### EXERCISE DESCRIPTION
Determine which lines of the records include the word "JSON", and copy them.
:::::
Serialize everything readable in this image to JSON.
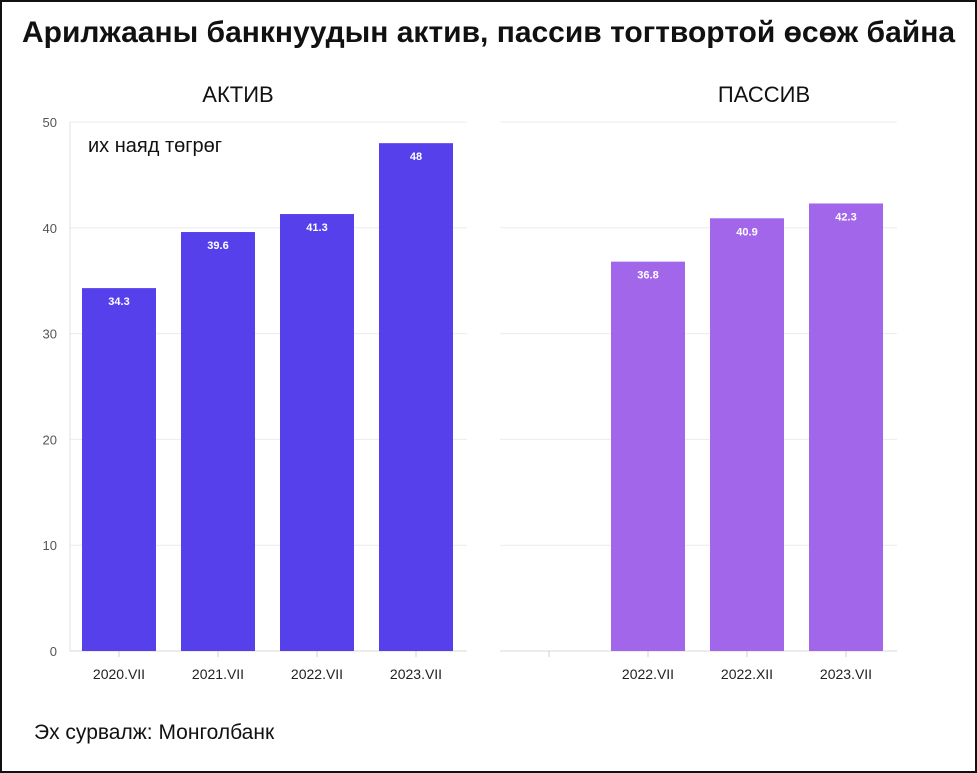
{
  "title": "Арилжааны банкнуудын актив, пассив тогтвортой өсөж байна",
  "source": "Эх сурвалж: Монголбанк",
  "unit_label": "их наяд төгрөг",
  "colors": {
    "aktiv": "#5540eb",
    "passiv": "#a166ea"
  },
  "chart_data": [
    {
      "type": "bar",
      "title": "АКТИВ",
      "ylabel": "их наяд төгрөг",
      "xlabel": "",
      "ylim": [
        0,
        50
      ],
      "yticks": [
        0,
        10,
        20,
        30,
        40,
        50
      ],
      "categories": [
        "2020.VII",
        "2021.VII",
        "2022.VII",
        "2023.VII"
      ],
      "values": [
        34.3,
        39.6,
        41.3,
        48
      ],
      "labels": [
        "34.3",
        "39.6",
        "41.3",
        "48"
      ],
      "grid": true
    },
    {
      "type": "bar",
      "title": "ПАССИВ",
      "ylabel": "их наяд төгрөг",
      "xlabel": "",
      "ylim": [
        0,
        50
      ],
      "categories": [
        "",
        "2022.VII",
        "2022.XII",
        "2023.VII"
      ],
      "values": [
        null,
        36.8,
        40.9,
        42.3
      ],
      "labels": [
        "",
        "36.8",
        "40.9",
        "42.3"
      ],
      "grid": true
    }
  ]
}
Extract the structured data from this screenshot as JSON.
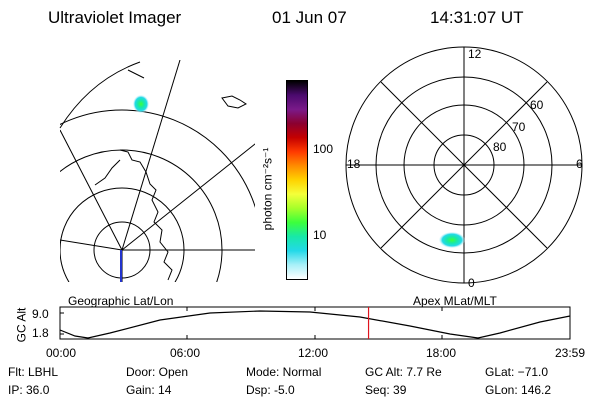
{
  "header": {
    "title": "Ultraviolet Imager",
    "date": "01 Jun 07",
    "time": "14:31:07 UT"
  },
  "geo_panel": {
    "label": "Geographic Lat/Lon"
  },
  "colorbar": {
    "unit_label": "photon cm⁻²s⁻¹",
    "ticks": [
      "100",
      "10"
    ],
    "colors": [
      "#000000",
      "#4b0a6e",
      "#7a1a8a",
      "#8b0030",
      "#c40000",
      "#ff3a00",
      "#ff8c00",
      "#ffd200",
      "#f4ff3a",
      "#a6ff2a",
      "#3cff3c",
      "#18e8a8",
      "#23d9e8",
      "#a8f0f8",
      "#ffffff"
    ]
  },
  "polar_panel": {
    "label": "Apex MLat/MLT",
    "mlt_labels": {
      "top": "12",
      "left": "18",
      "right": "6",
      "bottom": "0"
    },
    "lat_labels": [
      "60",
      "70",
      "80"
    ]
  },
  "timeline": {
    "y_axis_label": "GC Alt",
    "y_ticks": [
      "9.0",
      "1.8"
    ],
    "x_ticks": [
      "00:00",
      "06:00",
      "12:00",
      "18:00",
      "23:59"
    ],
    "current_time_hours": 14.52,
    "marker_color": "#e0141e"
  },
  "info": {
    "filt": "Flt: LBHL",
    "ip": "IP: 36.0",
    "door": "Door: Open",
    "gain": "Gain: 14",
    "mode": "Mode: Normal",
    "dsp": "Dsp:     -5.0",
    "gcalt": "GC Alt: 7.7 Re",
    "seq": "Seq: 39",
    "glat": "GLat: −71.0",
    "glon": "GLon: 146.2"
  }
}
:::::
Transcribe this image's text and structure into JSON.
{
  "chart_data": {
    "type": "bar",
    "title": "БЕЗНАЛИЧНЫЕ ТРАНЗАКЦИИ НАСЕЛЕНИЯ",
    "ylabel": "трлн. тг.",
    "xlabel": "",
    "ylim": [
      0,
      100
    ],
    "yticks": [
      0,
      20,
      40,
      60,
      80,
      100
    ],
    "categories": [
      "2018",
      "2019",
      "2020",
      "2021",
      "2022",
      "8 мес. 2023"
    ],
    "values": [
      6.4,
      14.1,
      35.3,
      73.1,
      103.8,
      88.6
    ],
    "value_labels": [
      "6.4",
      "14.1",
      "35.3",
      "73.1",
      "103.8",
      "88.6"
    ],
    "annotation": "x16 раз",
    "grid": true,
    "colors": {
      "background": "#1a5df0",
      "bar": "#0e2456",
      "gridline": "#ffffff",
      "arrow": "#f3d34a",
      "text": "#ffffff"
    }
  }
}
:::::
### SOLUTION
Serialize everything readable in this image to JSON.
Extract the structured data from this screenshot as JSON.
Transcribe this image's text and structure into JSON.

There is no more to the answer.